EXERCISE OBJECTIVE >> Check each line of the records below for the word "anzeigen" and copy those where it appears.

## begin THE DATA

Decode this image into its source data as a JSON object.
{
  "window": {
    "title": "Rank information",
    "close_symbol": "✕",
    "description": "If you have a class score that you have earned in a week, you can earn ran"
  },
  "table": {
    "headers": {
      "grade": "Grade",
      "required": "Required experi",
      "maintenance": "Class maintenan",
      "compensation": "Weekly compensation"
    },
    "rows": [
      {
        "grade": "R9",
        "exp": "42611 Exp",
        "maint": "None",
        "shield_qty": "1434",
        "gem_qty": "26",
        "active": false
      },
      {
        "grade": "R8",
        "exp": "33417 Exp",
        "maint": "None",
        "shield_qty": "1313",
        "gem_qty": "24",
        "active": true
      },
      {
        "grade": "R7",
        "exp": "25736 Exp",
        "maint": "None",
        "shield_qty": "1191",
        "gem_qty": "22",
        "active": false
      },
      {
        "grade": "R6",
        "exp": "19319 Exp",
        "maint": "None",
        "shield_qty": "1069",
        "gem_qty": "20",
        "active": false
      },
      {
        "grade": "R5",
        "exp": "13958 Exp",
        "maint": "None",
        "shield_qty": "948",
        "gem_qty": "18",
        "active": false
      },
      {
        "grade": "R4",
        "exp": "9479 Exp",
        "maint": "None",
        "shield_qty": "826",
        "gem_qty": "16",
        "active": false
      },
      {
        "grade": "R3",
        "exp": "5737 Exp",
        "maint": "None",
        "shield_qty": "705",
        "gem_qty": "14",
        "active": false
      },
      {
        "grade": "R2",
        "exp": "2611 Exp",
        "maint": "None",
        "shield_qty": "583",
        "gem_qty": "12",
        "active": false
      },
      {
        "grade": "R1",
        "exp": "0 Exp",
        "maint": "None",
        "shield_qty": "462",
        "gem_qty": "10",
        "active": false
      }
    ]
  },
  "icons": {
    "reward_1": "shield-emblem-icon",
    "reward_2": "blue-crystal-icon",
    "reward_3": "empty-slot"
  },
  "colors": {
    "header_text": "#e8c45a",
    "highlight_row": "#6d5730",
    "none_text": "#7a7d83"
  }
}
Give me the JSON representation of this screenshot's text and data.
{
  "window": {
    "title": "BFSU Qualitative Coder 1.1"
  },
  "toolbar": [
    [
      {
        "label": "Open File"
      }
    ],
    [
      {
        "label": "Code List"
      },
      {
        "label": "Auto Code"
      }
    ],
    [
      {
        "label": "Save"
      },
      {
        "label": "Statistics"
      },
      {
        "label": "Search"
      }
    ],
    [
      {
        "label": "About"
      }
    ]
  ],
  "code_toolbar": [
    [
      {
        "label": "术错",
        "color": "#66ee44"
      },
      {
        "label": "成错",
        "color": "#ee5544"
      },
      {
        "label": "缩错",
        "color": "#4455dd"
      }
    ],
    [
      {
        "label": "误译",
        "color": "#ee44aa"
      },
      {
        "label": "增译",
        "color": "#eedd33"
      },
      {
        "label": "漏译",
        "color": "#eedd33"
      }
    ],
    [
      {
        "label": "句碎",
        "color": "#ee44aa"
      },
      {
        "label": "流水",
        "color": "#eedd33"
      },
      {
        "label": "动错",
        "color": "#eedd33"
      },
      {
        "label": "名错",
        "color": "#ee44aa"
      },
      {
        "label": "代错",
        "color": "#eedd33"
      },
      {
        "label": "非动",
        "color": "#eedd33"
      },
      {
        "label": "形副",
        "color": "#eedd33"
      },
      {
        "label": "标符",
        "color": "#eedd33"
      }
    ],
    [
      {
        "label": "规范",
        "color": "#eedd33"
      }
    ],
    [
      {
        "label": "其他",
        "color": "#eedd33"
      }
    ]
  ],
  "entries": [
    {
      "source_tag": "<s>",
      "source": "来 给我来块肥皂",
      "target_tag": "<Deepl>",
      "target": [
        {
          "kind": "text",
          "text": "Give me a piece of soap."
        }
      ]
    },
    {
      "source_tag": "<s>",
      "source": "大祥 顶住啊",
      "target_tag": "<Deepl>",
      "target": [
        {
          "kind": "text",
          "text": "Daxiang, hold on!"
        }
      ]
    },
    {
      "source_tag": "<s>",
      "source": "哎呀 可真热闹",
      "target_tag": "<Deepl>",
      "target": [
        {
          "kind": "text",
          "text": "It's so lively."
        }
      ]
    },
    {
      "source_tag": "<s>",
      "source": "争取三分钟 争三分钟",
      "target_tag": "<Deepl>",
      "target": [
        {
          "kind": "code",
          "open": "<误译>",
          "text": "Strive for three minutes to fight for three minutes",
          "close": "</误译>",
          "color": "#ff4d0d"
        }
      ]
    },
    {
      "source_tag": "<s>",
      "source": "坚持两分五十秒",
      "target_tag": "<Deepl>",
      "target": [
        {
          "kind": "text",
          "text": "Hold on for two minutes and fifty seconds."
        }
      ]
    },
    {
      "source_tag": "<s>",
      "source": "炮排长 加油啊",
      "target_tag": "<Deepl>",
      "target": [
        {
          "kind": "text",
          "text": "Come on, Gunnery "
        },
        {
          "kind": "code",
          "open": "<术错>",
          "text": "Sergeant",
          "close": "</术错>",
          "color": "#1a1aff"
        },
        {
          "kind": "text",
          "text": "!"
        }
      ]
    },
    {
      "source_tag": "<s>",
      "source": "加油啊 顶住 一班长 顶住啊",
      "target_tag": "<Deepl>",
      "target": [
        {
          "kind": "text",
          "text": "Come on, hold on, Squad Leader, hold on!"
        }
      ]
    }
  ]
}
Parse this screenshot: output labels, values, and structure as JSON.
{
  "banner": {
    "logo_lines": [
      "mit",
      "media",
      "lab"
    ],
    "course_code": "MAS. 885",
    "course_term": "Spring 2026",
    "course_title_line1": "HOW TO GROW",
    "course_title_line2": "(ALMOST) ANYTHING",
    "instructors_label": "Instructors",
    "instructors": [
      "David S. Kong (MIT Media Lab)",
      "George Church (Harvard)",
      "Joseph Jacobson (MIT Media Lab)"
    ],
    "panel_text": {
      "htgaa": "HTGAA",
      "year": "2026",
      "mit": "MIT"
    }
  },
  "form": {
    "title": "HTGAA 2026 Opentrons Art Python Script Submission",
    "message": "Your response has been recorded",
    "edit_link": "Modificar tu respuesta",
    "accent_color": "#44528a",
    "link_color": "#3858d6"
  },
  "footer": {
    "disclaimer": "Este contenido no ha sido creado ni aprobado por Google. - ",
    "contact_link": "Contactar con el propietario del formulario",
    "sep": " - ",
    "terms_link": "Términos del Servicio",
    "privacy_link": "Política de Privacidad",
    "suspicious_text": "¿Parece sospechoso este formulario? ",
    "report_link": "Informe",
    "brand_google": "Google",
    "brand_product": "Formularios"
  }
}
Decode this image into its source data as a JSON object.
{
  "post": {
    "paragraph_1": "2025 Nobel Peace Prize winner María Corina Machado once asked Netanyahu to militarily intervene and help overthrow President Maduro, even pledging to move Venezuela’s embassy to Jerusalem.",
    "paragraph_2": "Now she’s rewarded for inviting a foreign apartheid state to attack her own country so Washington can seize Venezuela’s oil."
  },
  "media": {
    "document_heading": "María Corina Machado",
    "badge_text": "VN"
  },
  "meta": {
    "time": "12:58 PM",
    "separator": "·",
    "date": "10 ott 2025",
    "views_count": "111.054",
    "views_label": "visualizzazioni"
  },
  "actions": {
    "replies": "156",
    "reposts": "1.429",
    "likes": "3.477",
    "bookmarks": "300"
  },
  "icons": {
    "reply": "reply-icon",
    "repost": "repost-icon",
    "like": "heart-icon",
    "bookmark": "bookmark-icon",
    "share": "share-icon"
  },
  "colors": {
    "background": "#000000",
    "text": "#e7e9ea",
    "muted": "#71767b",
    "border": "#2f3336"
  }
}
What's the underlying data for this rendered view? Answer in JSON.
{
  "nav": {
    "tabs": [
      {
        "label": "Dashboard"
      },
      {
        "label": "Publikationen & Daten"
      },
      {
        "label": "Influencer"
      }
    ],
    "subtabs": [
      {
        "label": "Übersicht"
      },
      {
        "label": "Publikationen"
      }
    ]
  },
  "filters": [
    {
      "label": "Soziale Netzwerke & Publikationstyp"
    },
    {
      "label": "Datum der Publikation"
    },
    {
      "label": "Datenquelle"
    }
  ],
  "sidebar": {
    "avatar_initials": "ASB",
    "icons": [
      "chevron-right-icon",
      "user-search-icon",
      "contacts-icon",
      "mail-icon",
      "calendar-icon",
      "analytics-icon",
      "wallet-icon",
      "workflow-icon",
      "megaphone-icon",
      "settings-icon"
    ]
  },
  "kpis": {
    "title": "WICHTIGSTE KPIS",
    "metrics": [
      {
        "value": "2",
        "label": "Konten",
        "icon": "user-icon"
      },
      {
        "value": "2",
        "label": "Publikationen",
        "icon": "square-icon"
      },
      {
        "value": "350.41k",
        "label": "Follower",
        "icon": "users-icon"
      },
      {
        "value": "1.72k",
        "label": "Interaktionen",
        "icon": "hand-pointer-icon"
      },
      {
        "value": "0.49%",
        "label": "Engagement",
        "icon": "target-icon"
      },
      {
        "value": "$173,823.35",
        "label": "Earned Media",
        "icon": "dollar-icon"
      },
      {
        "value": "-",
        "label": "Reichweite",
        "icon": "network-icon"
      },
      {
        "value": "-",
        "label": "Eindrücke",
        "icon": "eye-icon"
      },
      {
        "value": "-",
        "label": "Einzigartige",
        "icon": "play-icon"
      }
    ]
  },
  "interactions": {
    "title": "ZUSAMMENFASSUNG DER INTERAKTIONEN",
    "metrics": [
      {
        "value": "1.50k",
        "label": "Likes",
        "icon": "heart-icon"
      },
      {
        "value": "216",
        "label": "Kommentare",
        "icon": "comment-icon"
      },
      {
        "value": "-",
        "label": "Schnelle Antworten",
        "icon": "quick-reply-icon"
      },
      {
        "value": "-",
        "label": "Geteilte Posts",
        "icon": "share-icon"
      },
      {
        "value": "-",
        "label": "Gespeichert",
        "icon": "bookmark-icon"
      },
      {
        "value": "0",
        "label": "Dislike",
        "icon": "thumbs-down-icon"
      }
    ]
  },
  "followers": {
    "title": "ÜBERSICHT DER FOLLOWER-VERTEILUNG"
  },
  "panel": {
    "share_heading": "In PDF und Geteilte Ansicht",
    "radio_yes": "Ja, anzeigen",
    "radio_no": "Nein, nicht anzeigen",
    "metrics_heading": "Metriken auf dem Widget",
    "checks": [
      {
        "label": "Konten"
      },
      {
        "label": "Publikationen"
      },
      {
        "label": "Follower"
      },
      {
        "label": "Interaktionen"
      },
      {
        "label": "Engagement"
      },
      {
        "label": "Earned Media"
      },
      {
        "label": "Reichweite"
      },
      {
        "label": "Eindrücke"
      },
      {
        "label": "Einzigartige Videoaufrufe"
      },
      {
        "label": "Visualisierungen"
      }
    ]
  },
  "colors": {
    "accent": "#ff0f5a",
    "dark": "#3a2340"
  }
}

## end THE DATA

TASK OUTPUT >>
    "radio_yes": "Ja, anzeigen",
    "radio_no": "Nein, nicht anzeigen",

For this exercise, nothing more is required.